[TASK DETAILS]: Where a line in the listing contains the string "Sats", copy that line out.

[ITEMS]:
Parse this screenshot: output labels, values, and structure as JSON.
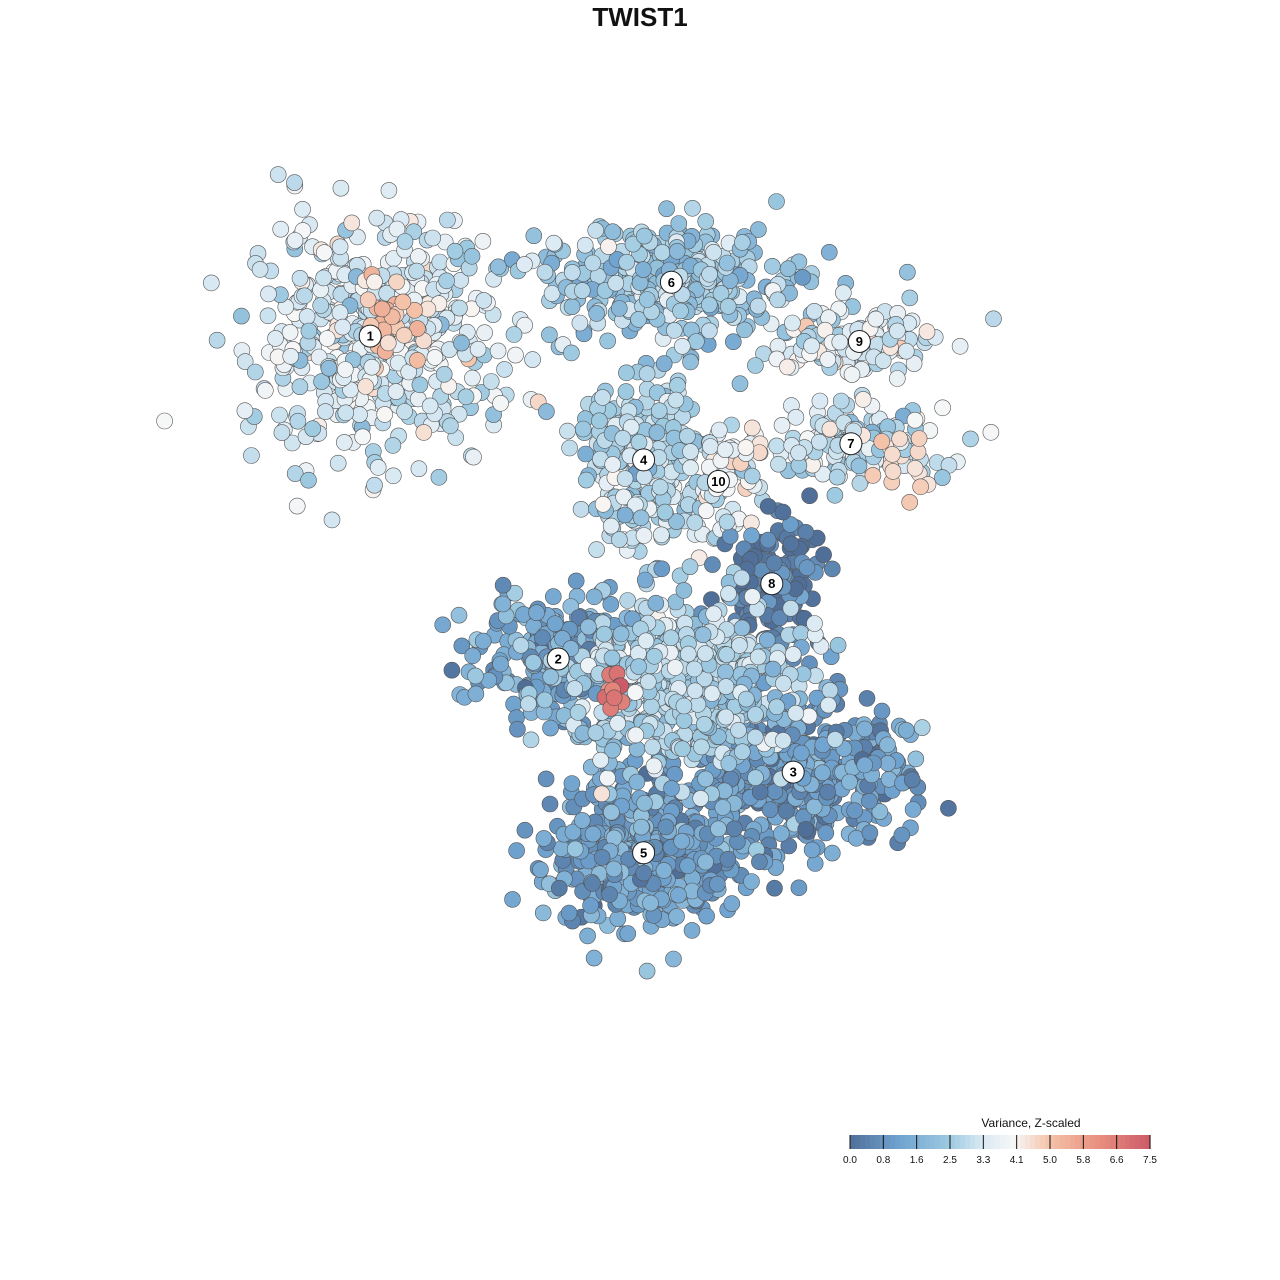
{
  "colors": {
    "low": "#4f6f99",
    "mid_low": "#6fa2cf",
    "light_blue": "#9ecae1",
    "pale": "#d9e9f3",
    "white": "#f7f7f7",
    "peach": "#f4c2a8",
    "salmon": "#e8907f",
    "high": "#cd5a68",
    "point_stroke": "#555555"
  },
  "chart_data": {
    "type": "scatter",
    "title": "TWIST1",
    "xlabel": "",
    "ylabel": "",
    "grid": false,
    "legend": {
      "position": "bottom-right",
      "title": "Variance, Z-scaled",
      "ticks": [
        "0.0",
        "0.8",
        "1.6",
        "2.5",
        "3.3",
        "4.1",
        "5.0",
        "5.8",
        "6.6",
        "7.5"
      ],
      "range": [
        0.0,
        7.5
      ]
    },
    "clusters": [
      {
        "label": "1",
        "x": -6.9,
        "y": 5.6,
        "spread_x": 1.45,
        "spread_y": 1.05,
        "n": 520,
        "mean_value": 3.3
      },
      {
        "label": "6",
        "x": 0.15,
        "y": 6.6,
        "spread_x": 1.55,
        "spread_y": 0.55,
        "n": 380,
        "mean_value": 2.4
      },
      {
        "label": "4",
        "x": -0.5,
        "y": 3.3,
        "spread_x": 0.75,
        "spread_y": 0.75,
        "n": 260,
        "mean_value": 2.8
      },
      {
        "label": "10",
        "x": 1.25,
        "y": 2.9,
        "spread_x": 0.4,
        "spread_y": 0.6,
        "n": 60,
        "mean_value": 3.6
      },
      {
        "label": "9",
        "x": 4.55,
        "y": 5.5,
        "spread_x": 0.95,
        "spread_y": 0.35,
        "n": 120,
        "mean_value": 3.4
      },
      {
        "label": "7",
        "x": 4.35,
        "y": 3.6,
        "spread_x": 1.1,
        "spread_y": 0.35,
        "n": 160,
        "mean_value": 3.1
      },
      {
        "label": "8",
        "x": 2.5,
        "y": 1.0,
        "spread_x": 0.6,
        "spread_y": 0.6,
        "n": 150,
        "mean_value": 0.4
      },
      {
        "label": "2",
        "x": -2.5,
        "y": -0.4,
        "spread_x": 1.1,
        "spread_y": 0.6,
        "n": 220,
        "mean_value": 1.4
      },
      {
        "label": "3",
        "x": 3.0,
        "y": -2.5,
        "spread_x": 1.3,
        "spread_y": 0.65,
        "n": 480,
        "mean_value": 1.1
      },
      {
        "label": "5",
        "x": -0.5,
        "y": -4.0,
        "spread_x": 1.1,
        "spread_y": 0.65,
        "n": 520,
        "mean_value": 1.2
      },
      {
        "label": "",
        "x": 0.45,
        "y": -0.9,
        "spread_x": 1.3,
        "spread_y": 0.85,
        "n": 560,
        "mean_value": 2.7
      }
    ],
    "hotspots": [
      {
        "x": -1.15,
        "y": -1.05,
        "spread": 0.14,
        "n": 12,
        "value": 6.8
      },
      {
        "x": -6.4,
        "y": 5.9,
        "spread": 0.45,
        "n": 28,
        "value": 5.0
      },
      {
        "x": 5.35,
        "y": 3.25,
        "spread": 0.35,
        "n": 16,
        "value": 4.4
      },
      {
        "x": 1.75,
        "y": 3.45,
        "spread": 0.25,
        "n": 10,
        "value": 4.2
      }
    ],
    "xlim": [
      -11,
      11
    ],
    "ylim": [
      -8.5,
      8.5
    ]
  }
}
...
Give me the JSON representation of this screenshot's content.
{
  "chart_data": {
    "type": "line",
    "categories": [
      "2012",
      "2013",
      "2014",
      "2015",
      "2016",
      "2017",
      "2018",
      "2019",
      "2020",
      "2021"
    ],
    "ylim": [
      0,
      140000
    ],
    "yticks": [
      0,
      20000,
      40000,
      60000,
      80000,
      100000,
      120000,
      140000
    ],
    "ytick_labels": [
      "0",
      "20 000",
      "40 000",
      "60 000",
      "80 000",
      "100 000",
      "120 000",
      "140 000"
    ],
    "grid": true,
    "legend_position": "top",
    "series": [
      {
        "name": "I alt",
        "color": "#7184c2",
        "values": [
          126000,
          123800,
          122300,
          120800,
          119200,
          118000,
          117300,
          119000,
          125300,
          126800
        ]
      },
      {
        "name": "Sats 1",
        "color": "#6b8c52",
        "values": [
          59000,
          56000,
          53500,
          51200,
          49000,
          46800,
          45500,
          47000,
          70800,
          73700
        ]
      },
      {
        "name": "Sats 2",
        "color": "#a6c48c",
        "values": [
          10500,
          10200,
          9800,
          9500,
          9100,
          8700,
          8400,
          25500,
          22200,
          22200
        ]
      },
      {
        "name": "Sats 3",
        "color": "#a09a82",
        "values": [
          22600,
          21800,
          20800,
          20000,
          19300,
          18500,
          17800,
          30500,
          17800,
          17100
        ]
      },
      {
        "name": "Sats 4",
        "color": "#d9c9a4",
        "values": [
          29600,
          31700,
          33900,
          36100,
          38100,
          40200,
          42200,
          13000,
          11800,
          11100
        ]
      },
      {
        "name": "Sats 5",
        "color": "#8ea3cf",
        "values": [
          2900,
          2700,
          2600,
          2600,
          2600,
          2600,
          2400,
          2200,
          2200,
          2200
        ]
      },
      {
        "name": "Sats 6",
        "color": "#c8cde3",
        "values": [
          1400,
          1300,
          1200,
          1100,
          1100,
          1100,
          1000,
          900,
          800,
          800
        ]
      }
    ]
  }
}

[THE SOLUTION]:
        "name": "Sats 1",
        "name": "Sats 2",
        "name": "Sats 3",
        "name": "Sats 4",
        "name": "Sats 5",
        "name": "Sats 6",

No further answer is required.